#### Page excerpt:
==================================================
According to the Federal Reserve, we’re living in a wonderful non-inflationary sort of world that the Fed has completely under control.Perhaps that’s true in Washington D.C., where fiction frequently becomes reality and statistics can be molded to fit any agenda. But for those of us living in the real world, the signs of inflation have been flashing red for quite some time and appear to be anything but under control . . . .
Signs of Inflation
Here are some signs of rising inflation before our very eyes, listed in no particular order of importance:
Oil prices rising – In February 2016 the price of West Texas Intermediate (WTI) crude was just under $30 per barrel. Today the price of a barrel of WTI sits around $70.
Gas prices rising – The average price of a regular grade of gasoline in the U.S. is $2.91 per gallon. In January 2017 gas averaged $2.36 per gallon. Rising gas and oil prices also affect a myriad of other businesses and services, including the transportation, energy, and manufacturing sectors.
iPhone pricing – Speaking of manufacturing, the price of an iPhone has been going up, up, up even though sales have been slowing down. Two years ago, an iPhone was about $650. Today the price of an iPhone Xs Max starts at $1,099 and goes all the way up to $1,449 with maximum storage capacity.
The U.S. Postal Service is proposing a 10% increase on first-class stamps. This would be the largest percentage increase in over 30 years.
State Taxes on Online Sales
Ordering online from companies such as Amazon, eBay, Etsy, and Overstock has become more expensive thanks to a U.S. Supreme Court ruling in June. The Court has agreed that states have the right to collect sales tax from internet sales. Passing through these taxes to the consumer will increase the cost of online orders by an average of 8% or more, depending on the state.
==================================================
[Structured page parsing data]

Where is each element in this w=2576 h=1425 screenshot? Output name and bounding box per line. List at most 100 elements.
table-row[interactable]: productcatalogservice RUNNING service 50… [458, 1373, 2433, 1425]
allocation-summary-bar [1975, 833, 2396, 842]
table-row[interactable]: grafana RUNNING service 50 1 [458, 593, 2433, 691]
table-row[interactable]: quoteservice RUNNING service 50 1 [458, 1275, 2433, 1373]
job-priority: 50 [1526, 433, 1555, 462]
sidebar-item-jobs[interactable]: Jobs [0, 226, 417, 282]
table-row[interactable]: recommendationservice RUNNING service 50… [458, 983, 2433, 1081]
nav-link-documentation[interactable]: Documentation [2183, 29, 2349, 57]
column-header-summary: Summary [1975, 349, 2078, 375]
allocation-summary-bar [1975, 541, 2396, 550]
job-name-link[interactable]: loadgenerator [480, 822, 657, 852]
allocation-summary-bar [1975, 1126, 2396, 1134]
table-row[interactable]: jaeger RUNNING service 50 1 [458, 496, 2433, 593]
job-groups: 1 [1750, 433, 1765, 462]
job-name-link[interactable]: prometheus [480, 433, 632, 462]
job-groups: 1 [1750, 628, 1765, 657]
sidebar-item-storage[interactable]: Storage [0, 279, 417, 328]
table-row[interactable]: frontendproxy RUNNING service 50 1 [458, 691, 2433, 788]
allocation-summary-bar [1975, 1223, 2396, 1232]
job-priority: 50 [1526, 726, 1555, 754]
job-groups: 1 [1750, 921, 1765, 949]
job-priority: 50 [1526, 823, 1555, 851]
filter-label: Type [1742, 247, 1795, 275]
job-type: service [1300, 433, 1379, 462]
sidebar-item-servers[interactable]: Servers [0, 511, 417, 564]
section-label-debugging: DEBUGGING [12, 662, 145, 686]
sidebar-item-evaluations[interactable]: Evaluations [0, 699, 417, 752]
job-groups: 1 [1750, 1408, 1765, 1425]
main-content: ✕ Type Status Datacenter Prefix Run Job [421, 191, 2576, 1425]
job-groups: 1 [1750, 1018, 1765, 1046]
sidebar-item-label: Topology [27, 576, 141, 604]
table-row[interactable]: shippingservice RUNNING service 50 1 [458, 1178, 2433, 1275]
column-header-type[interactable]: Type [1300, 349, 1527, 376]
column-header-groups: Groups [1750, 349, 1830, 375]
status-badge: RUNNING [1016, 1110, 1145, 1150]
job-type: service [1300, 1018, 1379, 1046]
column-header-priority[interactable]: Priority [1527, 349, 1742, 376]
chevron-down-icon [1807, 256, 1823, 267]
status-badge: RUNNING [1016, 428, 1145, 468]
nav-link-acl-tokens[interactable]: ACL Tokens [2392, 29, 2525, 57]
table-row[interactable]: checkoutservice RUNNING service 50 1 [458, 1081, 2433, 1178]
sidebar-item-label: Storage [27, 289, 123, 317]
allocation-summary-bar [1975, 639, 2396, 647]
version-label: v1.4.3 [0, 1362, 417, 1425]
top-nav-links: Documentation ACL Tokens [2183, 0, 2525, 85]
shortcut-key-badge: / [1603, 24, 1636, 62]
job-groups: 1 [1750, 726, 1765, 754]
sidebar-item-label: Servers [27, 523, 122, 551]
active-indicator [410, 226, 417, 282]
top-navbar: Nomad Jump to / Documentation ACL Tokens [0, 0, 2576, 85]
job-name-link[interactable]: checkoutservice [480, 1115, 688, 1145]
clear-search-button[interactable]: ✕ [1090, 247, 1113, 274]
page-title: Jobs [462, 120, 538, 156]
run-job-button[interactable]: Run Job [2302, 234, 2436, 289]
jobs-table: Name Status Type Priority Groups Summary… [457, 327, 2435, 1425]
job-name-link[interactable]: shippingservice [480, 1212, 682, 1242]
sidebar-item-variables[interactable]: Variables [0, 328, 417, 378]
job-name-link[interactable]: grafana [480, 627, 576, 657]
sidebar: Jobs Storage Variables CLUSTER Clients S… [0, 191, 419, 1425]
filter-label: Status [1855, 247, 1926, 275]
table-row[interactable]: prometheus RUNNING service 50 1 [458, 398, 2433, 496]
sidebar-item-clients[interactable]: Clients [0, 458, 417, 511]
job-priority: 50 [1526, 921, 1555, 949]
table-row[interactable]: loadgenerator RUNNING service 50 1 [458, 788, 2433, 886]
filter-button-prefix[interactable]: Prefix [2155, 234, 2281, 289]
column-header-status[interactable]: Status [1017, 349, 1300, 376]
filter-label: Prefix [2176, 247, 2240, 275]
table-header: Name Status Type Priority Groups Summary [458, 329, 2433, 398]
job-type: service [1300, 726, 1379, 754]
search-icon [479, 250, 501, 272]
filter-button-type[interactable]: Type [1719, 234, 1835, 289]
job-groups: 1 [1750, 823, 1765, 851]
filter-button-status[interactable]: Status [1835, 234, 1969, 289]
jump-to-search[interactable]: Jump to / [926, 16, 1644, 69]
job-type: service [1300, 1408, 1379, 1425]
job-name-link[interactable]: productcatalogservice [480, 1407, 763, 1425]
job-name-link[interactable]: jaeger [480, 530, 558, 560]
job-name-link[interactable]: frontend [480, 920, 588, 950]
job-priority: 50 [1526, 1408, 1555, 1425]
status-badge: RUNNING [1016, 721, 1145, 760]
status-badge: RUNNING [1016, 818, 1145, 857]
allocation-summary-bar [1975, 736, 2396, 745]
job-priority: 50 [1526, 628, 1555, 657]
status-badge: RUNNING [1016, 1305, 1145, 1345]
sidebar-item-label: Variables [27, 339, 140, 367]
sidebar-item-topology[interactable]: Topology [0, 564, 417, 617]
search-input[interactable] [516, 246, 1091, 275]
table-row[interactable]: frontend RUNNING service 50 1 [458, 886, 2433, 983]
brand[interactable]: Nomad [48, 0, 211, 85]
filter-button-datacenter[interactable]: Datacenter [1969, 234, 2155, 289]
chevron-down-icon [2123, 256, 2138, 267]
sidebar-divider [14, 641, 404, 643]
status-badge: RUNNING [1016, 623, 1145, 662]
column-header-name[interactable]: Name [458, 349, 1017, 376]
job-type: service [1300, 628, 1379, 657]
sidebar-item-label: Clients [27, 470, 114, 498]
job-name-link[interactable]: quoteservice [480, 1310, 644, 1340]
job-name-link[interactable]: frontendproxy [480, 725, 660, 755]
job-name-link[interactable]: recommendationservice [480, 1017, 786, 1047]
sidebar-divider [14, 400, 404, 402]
==================================================
#### Exercise brief:
In the inflation article, what was the average price of a gallon of regular gasoline in January 2017? The items can be set aside; nothing here depends on them.

#### Solution to the exercise:
$2.36 per gallon.